> Work instructions: Word for word, give the material below again, minus any images.

[Extracted data entries]
————
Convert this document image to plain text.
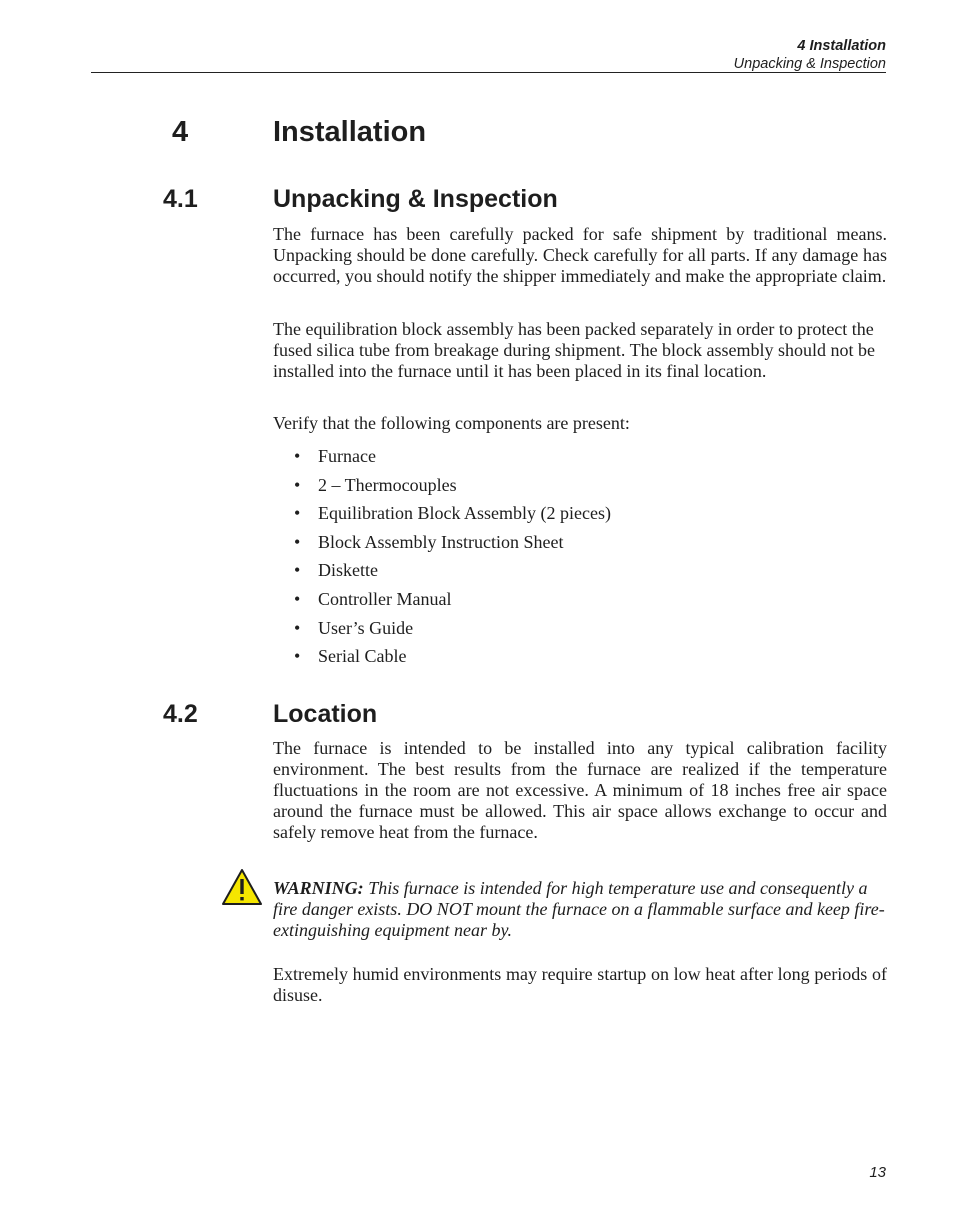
4 Installation
Unpacking & Inspection
4	Installation
4.1	Unpacking & Inspection

The furnace has been carefully packed for safe shipment by traditional means. Unpacking should be done carefully. Check carefully for all parts. If any damage has occurred, you should notify the shipper immediately and make the appropriate claim.

The equilibration block assembly has been packed separately in order to protect the fused silica tube from breakage during shipment. The block assembly should not be installed into the furnace until it has been placed in its final location.

Verify that the following components are present:

• Furnace
• 2 – Thermocouples
• Equilibration Block Assembly (2 pieces)
• Block Assembly Instruction Sheet
• Diskette
• Controller Manual
• User’s Guide
• Serial Cable
4.2	Location

The furnace is intended to be installed into any typical calibration facility environment. The best results from the furnace are realized if the temperature fluctuations in the room are not excessive. A minimum of 18 inches free air space around the furnace must be allowed. This air space allows exchange to occur and safely remove heat from the furnace.

WARNING: This furnace is intended for high temperature use and consequently a fire danger exists. DO NOT mount the furnace on a flammable surface and keep fire-extinguishing equipment near by.

Extremely humid environments may require startup on low heat after long periods of disuse.

13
————
> Answer to this exercise:
Convert this document image to plain text.
4 Installation
Unpacking & Inspection
4	Installation
4.1	Unpacking & Inspection

The furnace has been carefully packed for safe shipment by traditional means. Unpacking should be done carefully. Check carefully for all parts. If any damage has occurred, you should notify the shipper immediately and make the appropriate claim.

The equilibration block assembly has been packed separately in order to protect the fused silica tube from breakage during shipment. The block assembly should not be installed into the furnace until it has been placed in its final location.

Verify that the following components are present:

• Furnace
• 2 – Thermocouples
• Equilibration Block Assembly (2 pieces)
• Block Assembly Instruction Sheet
• Diskette
• Controller Manual
• User’s Guide
• Serial Cable
4.2	Location

The furnace is intended to be installed into any typical calibration facility environment. The best results from the furnace are realized if the temperature fluctuations in the room are not excessive. A minimum of 18 inches free air space around the furnace must be allowed. This air space allows exchange to occur and safely remove heat from the furnace.

WARNING: This furnace is intended for high temperature use and consequently a fire danger exists. DO NOT mount the furnace on a flammable surface and keep fire-extinguishing equipment near by.

Extremely humid environments may require startup on low heat after long periods of disuse.

13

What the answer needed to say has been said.